Data records:
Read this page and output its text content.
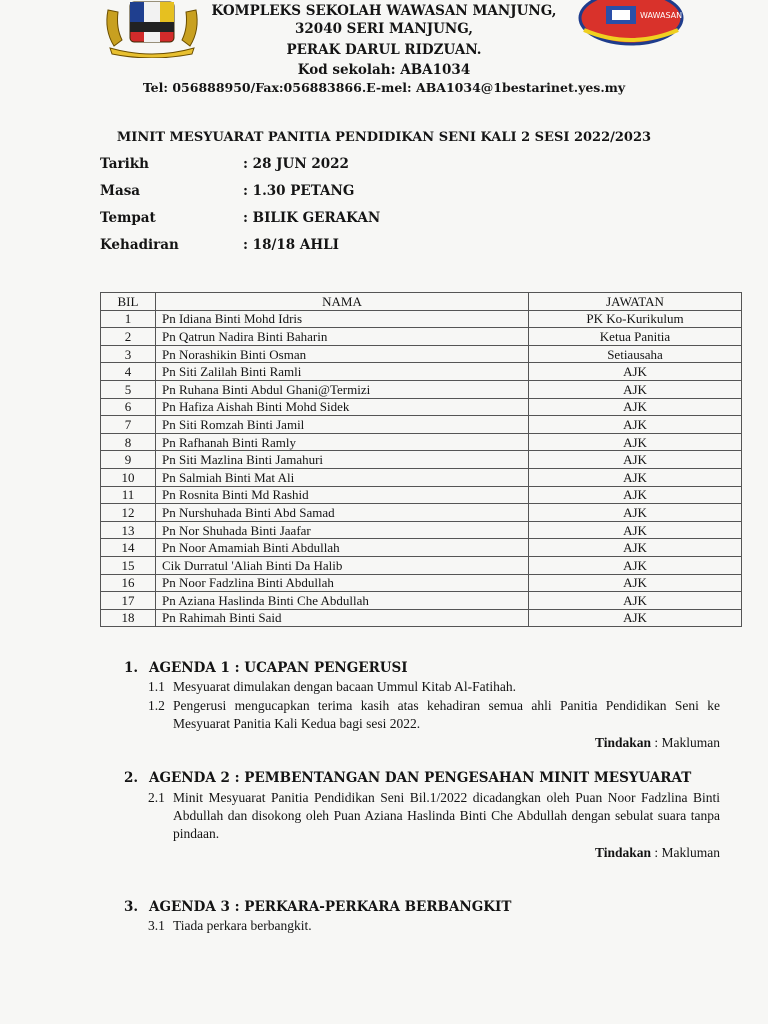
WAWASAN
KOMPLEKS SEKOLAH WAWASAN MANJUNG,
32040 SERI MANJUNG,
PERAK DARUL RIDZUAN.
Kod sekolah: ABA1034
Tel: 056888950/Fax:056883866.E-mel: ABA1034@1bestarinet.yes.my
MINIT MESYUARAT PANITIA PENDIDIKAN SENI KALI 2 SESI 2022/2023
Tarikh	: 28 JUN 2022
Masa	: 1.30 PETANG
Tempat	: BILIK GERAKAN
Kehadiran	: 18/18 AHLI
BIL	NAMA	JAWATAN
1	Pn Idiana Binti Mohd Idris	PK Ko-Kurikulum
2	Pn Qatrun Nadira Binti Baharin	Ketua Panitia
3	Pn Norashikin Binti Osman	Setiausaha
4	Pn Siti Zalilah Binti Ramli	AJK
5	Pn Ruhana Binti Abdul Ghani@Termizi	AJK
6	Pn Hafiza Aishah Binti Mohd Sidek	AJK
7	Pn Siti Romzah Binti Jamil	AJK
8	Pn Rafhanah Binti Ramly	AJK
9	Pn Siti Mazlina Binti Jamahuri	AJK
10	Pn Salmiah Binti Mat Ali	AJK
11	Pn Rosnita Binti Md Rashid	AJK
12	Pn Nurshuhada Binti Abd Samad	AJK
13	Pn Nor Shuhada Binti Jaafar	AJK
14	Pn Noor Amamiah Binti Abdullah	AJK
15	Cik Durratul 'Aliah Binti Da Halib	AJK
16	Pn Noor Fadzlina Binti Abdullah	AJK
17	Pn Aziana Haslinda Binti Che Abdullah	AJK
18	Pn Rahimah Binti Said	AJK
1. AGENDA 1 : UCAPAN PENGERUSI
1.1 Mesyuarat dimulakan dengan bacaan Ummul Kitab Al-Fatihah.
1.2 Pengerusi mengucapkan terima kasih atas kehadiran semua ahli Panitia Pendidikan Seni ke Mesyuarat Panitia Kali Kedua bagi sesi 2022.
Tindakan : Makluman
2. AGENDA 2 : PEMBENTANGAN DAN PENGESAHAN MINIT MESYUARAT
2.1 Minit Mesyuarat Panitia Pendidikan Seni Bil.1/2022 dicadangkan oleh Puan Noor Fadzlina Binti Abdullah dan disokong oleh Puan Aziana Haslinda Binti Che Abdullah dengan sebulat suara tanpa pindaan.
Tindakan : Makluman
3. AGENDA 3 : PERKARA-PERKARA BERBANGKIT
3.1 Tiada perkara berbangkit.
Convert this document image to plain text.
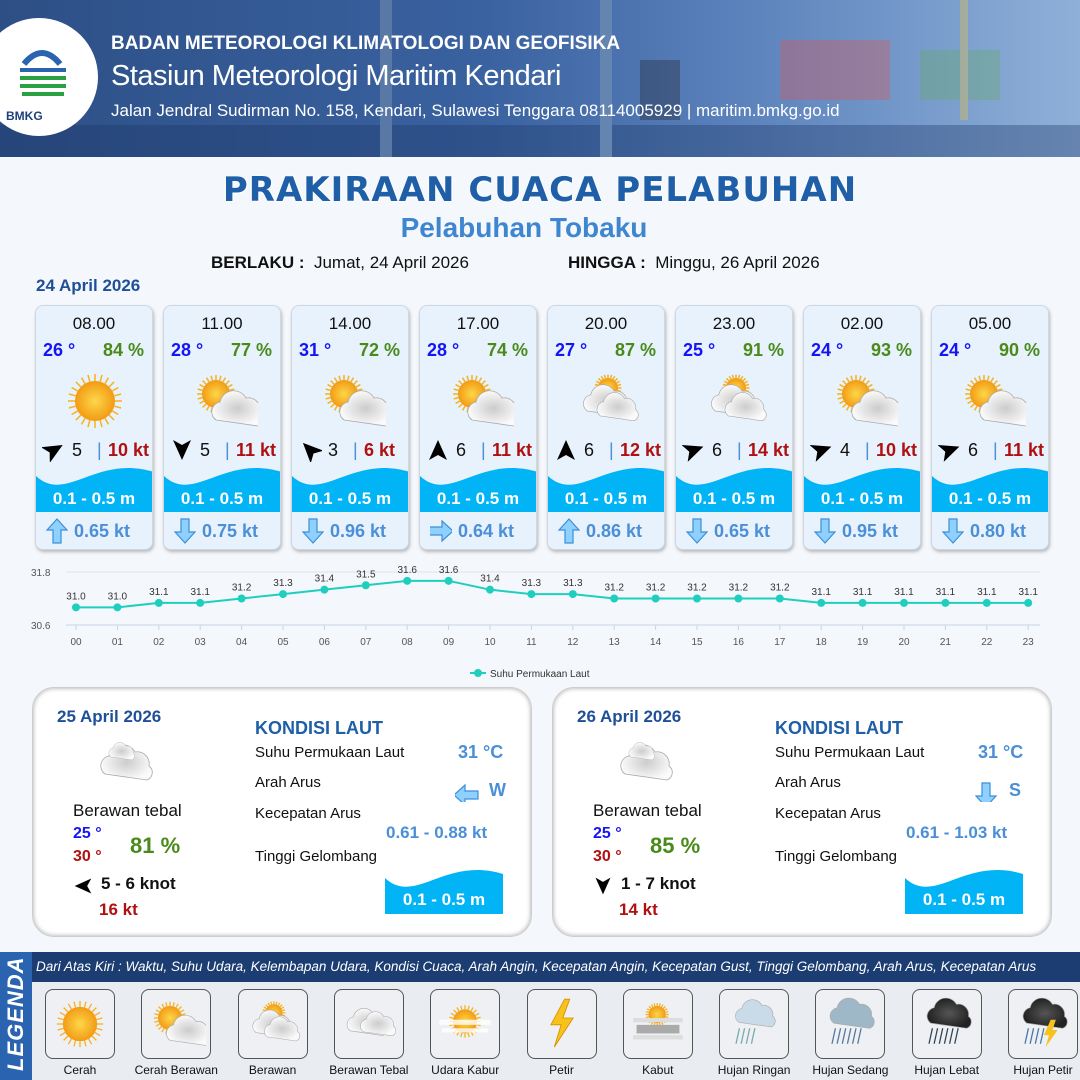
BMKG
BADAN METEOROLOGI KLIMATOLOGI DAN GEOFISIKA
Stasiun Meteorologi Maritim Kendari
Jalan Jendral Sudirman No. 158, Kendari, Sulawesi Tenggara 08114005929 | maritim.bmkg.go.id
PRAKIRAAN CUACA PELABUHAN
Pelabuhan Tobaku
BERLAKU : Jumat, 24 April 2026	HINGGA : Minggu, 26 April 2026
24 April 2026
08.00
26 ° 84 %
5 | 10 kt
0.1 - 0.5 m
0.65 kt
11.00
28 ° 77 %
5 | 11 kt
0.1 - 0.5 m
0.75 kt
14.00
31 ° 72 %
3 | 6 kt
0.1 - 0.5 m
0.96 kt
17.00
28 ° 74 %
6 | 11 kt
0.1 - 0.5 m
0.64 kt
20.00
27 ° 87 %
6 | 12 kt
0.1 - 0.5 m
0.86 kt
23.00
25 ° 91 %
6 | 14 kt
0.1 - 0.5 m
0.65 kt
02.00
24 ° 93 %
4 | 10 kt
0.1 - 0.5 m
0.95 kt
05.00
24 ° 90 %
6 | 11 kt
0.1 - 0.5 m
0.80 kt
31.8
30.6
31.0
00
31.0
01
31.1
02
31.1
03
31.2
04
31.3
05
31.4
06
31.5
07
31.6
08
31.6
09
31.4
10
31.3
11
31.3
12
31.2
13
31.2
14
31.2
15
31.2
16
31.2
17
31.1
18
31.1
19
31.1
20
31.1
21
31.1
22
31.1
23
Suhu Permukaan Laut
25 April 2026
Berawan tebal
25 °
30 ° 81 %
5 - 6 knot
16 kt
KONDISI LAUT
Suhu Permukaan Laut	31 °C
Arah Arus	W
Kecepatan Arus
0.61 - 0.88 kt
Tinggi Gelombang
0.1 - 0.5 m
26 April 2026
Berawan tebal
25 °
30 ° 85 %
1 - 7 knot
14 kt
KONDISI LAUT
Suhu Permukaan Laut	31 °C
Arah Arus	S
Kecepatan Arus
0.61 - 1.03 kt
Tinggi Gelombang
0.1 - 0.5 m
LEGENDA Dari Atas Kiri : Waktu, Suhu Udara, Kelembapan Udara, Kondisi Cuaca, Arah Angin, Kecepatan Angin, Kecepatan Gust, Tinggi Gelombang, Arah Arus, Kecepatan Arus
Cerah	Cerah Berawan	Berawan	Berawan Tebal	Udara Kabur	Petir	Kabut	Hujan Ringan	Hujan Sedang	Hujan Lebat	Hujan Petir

--

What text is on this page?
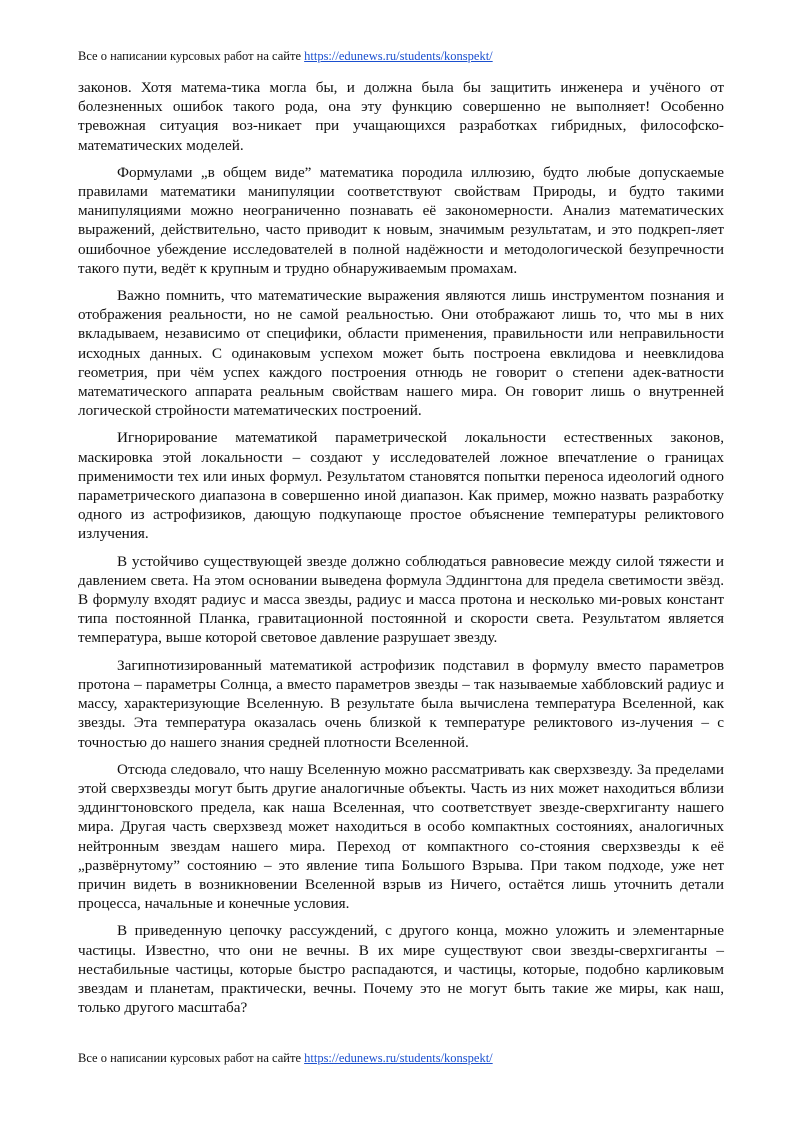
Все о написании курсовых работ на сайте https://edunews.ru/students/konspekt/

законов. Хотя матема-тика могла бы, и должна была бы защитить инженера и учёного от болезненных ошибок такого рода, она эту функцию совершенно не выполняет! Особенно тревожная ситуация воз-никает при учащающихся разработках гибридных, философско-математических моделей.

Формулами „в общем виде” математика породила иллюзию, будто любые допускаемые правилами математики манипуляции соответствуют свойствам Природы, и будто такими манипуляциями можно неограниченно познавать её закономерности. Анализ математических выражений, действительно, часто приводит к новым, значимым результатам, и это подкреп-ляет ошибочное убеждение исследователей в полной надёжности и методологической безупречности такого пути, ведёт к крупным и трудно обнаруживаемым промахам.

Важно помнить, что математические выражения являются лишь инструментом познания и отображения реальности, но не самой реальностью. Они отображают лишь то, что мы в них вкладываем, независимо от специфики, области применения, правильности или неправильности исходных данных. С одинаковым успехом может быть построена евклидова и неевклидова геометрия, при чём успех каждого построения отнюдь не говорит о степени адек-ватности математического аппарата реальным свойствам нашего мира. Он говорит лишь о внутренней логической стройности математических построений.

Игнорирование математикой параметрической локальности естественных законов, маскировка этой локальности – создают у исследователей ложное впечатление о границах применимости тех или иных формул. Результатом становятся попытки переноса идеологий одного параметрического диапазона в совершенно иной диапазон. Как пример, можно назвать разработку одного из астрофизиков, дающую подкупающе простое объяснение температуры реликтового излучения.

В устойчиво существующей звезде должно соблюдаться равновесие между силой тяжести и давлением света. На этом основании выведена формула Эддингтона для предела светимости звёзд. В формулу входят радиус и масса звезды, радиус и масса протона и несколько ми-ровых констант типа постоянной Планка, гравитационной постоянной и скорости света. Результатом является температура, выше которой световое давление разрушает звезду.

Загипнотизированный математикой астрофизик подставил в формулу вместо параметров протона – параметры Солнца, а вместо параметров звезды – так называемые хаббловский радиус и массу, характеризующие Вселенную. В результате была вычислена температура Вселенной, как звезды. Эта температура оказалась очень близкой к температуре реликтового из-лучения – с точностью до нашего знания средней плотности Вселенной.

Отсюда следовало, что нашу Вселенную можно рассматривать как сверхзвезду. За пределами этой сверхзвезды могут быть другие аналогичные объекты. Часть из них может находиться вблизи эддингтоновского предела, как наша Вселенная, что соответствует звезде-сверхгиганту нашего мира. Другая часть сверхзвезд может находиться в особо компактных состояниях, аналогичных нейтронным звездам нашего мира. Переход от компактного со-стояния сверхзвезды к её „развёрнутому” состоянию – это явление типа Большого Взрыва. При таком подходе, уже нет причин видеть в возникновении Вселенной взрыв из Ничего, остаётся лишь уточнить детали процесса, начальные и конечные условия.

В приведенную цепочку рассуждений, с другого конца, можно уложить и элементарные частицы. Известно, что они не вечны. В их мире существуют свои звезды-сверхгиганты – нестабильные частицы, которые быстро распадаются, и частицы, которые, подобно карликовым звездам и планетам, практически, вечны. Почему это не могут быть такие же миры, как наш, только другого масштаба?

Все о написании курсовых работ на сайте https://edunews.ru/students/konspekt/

→ Requirements:
Gather, from the listing above, every line carrying the word "page".

→ Completed exercise:
Read this page and output its text content.
What text is on this page?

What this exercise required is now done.